**DIRECTIONS**
Below are records. Copy every line with "note" in it.

(Extracted data entries)

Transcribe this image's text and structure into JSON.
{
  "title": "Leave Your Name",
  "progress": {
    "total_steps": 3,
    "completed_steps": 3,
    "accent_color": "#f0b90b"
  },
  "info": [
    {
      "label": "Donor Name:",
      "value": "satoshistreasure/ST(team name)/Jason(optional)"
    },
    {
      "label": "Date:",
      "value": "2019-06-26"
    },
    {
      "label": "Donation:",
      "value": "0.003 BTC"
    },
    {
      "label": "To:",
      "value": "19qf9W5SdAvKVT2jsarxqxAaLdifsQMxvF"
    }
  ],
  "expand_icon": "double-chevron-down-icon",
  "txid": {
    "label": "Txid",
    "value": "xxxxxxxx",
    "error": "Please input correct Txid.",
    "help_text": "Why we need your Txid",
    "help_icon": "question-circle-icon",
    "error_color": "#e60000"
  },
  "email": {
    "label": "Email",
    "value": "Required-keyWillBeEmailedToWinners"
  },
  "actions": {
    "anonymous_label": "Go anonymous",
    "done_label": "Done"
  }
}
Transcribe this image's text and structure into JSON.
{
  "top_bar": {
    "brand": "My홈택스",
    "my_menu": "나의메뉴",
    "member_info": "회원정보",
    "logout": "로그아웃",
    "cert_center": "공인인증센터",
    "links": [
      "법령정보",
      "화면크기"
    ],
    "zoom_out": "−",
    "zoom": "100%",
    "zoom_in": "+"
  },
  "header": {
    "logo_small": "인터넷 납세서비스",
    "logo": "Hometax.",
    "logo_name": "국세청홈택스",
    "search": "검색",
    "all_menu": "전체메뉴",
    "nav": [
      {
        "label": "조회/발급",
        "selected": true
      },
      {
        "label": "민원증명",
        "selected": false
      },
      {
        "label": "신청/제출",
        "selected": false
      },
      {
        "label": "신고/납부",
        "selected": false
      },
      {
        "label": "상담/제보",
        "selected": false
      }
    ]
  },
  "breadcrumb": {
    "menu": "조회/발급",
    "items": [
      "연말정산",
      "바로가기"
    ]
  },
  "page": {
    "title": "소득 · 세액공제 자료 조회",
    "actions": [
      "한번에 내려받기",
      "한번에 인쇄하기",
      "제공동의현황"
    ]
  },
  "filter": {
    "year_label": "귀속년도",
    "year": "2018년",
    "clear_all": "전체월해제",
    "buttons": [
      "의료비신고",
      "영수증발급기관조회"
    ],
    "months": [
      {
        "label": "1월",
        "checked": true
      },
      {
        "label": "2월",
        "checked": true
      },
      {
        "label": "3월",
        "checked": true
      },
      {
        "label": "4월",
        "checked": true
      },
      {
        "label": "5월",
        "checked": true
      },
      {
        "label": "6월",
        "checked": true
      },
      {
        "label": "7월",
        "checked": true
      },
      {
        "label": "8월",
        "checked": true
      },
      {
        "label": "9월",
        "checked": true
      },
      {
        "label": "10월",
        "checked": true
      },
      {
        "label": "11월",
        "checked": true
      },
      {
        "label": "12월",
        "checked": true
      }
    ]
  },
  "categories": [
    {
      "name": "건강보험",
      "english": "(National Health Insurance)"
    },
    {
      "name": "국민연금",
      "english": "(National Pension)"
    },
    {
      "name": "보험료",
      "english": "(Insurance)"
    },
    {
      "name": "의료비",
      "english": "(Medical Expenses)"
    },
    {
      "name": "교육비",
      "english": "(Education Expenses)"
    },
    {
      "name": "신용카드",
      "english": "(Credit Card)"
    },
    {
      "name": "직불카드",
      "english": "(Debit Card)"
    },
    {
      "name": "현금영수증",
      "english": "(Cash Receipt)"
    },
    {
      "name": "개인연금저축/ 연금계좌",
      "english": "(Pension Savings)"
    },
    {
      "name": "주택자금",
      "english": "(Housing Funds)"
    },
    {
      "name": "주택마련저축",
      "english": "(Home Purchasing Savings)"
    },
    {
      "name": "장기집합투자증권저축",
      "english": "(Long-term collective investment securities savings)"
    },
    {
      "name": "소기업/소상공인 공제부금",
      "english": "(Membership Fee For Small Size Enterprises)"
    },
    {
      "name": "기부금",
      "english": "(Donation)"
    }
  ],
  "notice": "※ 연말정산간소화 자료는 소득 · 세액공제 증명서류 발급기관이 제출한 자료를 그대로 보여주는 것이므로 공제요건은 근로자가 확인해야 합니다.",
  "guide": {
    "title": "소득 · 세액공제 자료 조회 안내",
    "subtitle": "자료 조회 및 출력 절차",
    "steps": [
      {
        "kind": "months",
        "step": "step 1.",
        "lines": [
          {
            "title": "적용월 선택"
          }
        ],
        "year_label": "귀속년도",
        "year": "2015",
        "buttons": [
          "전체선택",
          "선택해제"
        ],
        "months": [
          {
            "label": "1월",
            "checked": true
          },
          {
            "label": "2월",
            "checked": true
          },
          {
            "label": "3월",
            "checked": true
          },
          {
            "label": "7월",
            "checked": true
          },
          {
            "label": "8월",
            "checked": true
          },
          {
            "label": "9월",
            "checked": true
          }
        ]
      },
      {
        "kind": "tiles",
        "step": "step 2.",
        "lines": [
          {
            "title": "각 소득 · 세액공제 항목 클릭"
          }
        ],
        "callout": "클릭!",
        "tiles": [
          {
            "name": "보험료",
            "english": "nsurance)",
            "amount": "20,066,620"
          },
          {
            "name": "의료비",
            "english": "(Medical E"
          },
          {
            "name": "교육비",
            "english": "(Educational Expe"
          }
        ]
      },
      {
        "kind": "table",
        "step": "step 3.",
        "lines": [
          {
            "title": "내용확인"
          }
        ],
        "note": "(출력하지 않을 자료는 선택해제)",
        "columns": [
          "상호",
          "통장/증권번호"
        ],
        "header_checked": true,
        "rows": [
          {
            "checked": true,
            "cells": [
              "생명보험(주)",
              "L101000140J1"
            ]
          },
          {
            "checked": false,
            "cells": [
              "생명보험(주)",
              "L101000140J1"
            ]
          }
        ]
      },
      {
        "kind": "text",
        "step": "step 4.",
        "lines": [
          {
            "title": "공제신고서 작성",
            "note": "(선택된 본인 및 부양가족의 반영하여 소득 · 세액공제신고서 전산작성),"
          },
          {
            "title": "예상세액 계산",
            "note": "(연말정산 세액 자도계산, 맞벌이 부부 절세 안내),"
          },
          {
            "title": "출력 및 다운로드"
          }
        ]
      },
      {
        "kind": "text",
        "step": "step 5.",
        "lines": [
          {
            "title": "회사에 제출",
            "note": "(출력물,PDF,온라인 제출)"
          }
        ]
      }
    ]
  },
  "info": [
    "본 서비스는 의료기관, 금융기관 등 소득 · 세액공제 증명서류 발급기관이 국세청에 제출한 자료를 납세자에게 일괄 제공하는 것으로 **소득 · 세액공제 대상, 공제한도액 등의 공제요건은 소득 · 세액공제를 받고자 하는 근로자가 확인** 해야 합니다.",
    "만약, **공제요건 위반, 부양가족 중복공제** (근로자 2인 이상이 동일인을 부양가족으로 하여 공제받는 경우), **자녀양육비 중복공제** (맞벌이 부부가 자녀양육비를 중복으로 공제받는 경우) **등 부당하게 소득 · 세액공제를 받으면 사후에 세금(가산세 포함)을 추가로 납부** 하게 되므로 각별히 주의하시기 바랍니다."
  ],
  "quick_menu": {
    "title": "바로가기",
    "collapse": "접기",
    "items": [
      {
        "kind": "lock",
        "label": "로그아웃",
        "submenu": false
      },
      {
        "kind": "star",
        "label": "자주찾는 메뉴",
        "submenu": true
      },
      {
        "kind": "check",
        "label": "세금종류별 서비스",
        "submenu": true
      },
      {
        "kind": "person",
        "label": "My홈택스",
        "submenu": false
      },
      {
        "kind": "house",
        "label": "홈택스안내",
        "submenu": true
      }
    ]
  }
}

**OUTPUT BELOW**
        "note": "(출력하지 않을 자료는 선택해제)",
            "note": "(선택된 본인 및 부양가족의 반영하여 소득 · 세액공제신고서 전산작성),"
            "note": "(연말정산 세액 자도계산, 맞벌이 부부 절세 안내),"
            "note": "(출력물,PDF,온라인 제출)"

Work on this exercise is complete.